> **Written problem**
Filter for the word "WWSSN" and keep each matching line.

Collected data entries
━━━━

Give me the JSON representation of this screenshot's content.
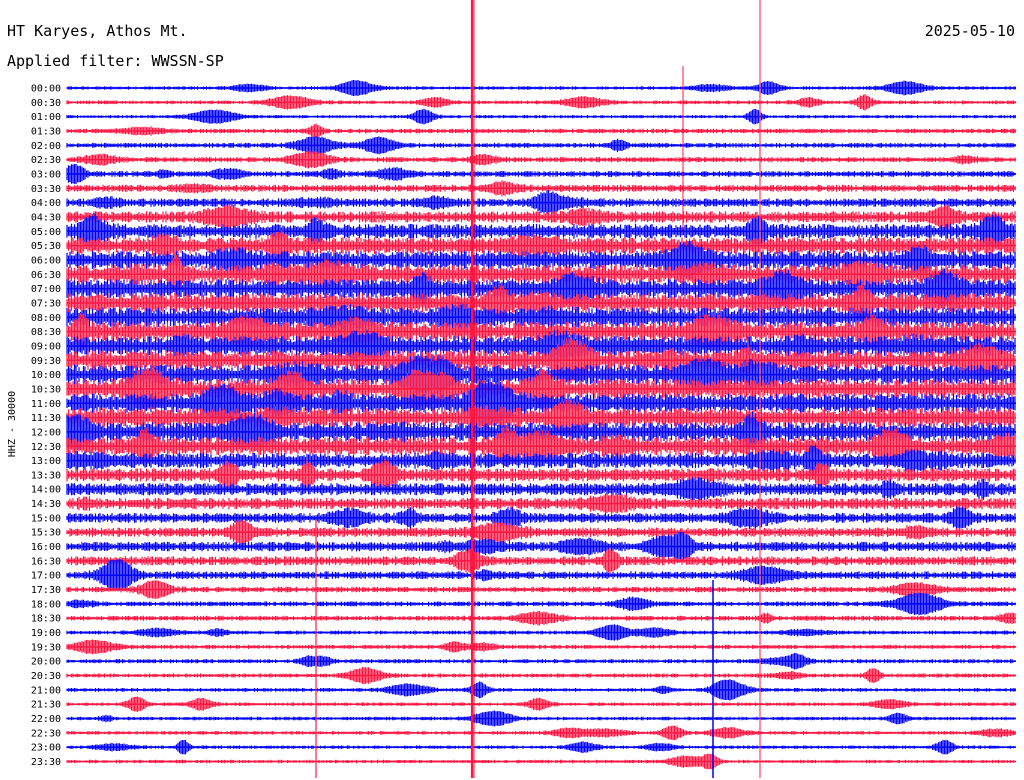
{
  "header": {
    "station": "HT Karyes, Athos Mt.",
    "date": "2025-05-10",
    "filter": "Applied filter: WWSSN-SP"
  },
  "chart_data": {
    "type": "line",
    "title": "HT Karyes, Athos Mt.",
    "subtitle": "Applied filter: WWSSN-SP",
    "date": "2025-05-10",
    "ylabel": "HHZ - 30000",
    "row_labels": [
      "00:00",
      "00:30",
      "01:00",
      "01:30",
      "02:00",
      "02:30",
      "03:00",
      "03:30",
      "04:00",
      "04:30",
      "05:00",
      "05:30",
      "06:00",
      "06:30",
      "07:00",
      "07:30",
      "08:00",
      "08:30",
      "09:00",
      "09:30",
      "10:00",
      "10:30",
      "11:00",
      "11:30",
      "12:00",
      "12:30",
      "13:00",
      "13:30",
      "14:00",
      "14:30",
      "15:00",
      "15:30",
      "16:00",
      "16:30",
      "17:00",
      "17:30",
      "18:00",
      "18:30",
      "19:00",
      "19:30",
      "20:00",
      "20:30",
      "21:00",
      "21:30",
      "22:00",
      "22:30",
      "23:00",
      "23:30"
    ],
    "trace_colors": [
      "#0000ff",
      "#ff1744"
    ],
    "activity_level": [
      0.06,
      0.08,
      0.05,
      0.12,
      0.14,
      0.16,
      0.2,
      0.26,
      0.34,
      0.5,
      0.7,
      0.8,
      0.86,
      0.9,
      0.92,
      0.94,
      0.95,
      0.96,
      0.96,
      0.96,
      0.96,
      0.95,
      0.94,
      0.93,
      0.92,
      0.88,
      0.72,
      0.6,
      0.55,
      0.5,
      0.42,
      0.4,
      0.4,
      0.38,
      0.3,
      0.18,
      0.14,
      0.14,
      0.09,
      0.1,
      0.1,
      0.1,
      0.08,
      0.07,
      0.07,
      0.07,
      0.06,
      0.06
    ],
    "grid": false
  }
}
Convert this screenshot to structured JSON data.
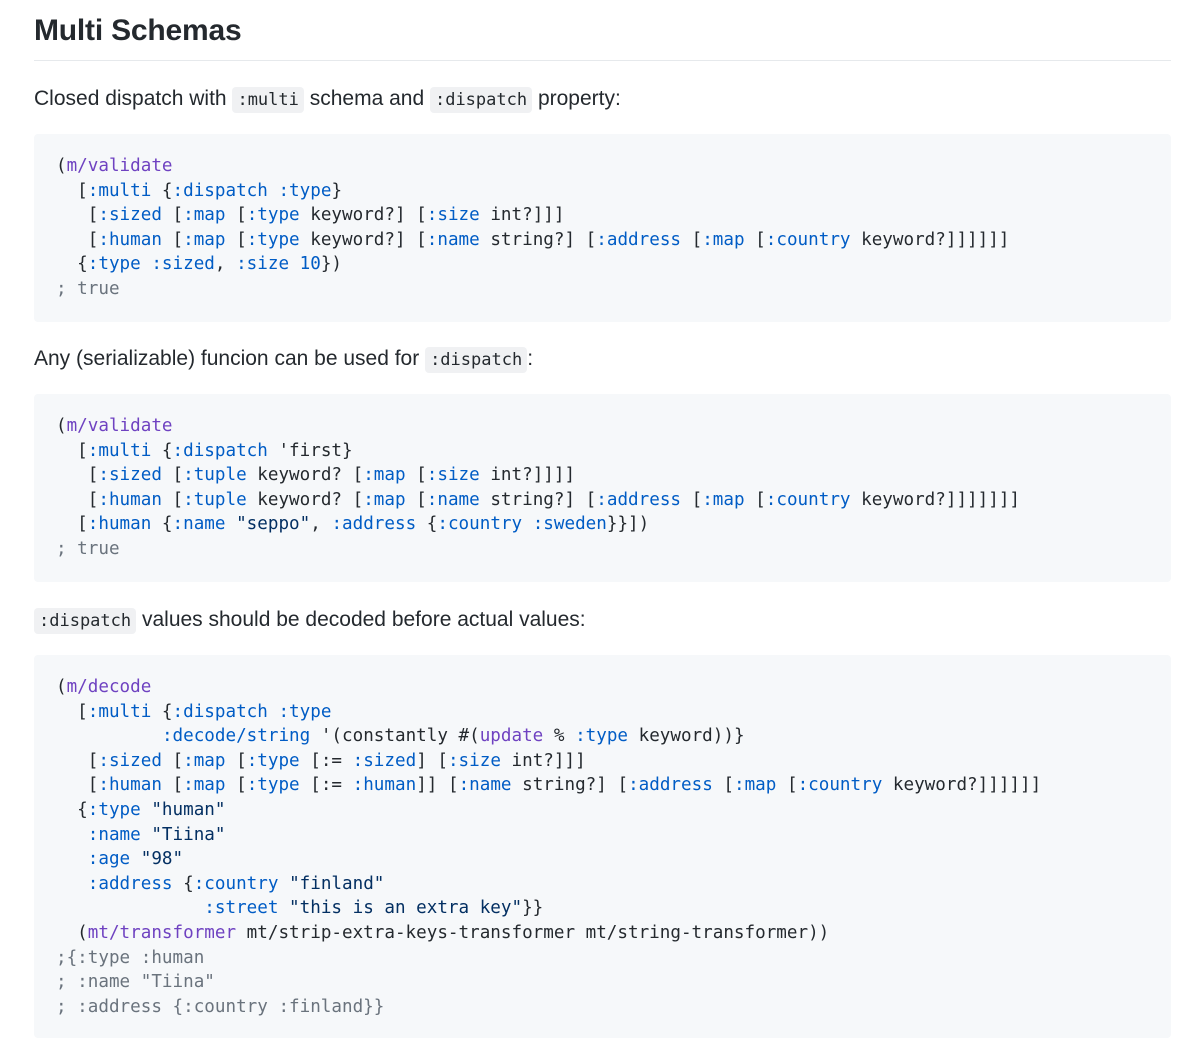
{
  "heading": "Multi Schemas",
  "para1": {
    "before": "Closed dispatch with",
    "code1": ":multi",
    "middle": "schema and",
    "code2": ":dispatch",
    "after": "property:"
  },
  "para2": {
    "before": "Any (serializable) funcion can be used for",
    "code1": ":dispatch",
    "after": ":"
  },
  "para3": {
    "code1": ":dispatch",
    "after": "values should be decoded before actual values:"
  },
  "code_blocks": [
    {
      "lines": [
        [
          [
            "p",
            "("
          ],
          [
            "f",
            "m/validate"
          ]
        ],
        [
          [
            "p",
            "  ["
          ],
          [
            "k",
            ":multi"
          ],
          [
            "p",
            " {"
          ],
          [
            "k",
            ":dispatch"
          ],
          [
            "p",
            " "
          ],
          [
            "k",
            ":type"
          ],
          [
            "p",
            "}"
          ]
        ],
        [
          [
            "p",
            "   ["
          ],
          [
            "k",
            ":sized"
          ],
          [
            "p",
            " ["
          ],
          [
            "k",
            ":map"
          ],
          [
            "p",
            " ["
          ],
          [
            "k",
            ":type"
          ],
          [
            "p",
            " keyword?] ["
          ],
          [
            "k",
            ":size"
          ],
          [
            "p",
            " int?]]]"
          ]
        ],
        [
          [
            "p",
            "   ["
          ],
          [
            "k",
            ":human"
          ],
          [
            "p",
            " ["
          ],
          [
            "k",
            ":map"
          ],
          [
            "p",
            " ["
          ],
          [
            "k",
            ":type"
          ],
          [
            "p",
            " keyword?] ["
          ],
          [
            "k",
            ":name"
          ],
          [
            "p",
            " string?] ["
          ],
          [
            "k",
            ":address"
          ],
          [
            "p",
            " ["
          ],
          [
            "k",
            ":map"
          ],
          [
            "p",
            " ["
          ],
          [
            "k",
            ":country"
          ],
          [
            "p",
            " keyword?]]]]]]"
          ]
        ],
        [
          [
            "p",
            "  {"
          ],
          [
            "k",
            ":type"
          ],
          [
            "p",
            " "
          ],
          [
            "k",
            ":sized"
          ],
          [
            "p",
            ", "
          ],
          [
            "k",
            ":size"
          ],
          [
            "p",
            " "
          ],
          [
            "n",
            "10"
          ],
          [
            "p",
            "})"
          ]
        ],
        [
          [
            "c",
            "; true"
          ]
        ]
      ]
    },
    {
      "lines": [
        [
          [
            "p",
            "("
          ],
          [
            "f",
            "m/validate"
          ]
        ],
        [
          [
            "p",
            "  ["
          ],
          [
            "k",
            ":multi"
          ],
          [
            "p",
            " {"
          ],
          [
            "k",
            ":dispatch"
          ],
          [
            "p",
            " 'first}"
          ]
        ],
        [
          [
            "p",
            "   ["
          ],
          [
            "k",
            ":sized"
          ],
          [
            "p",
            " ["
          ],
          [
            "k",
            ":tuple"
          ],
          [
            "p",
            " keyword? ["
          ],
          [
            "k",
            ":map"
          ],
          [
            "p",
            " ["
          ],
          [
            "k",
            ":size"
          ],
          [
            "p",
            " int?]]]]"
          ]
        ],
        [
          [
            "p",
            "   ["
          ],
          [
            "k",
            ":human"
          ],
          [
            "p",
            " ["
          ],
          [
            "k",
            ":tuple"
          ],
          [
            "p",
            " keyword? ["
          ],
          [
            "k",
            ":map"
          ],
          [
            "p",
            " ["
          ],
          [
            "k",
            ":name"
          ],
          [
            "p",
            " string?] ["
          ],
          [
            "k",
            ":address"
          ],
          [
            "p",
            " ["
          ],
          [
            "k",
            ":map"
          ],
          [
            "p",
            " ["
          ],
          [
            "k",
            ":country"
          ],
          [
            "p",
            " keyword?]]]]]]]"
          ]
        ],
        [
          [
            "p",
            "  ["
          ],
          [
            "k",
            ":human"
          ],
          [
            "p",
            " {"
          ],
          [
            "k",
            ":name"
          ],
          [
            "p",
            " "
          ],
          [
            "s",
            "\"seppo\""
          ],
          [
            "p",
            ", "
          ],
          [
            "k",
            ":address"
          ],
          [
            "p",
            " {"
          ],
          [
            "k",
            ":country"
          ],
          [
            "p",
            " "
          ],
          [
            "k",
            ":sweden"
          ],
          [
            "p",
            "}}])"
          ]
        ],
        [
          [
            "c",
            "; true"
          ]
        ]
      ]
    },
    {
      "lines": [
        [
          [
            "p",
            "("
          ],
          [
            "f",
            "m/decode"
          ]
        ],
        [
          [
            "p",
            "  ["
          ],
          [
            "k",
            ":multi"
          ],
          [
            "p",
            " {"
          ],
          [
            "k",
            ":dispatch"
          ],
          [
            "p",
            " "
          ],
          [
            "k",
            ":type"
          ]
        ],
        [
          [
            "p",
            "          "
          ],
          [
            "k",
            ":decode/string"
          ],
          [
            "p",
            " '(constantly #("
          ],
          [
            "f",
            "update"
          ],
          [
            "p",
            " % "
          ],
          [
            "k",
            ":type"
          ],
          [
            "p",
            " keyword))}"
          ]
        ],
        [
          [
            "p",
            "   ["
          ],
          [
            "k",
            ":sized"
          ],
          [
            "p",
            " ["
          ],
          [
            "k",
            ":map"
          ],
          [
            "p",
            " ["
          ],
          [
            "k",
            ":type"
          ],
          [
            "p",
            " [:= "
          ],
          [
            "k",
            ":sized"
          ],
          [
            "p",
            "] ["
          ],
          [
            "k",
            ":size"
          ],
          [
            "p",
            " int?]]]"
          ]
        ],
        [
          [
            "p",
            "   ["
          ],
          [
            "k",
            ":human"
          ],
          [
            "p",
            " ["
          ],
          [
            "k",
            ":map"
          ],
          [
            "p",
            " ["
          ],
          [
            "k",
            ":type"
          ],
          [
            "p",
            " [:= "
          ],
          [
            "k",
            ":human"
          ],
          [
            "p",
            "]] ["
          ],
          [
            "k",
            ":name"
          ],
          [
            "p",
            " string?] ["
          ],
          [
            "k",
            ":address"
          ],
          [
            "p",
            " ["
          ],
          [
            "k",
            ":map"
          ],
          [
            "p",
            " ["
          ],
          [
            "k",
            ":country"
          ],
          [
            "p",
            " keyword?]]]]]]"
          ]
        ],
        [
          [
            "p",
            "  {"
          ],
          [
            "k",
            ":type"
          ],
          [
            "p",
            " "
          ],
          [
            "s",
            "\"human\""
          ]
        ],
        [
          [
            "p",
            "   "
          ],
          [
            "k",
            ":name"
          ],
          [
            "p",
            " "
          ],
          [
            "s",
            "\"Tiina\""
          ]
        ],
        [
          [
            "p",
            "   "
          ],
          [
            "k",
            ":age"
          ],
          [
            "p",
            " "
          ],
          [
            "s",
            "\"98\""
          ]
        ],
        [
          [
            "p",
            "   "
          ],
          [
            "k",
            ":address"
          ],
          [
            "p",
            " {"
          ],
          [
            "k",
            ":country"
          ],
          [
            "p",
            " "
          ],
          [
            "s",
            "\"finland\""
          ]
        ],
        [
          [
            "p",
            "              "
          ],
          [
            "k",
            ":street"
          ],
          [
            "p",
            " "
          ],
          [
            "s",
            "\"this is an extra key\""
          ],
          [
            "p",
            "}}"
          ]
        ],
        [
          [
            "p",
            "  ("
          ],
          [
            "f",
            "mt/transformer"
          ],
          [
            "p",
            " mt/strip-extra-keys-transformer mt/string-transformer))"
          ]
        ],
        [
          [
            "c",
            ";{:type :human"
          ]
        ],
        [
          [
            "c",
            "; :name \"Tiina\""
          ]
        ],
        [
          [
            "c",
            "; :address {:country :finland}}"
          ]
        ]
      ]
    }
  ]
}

━━━━

> **Answer**
    "filter": "Applied filter: WWSSN-SP"
    "subtitle": "Applied filter: WWSSN-SP",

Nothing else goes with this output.